- _ENTRIES_:

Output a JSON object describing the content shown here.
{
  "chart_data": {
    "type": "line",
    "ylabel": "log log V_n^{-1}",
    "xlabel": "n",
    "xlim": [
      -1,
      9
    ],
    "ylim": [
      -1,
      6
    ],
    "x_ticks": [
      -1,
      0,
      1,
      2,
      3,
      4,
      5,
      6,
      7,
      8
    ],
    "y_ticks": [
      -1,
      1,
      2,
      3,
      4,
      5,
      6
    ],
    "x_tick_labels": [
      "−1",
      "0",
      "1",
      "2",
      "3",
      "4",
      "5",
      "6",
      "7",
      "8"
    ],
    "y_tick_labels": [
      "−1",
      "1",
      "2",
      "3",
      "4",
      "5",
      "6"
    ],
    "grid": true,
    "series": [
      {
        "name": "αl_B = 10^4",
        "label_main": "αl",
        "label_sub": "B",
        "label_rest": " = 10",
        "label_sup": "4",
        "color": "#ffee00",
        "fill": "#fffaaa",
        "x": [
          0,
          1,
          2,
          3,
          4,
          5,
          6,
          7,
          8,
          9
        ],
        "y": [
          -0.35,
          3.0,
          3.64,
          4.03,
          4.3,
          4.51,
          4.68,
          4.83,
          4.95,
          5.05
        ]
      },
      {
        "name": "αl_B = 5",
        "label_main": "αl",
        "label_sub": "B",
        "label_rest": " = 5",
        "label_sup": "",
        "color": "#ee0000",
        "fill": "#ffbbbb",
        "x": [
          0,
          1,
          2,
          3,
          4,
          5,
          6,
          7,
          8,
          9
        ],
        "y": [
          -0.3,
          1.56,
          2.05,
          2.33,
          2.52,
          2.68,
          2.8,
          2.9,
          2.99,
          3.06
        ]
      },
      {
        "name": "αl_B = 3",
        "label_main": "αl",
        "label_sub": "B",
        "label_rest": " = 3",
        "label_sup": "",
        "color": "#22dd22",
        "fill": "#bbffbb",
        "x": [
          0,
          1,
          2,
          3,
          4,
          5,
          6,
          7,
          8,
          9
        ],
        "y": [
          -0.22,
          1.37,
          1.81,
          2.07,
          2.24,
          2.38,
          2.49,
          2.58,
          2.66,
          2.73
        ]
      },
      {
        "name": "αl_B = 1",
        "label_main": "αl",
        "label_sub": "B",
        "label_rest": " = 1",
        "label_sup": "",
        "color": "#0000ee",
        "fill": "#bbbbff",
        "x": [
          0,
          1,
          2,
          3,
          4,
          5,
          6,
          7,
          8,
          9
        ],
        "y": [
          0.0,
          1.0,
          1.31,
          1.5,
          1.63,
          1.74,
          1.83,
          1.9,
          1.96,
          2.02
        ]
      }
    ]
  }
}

- _PROBLEM DESCRIPTION_: Identify every line holding the word "fill" and copy it out.

- _FULL ANSWER_:
        "fill": "#fffaaa",
        "fill": "#ffbbbb",
        "fill": "#bbffbb",
        "fill": "#bbbbff",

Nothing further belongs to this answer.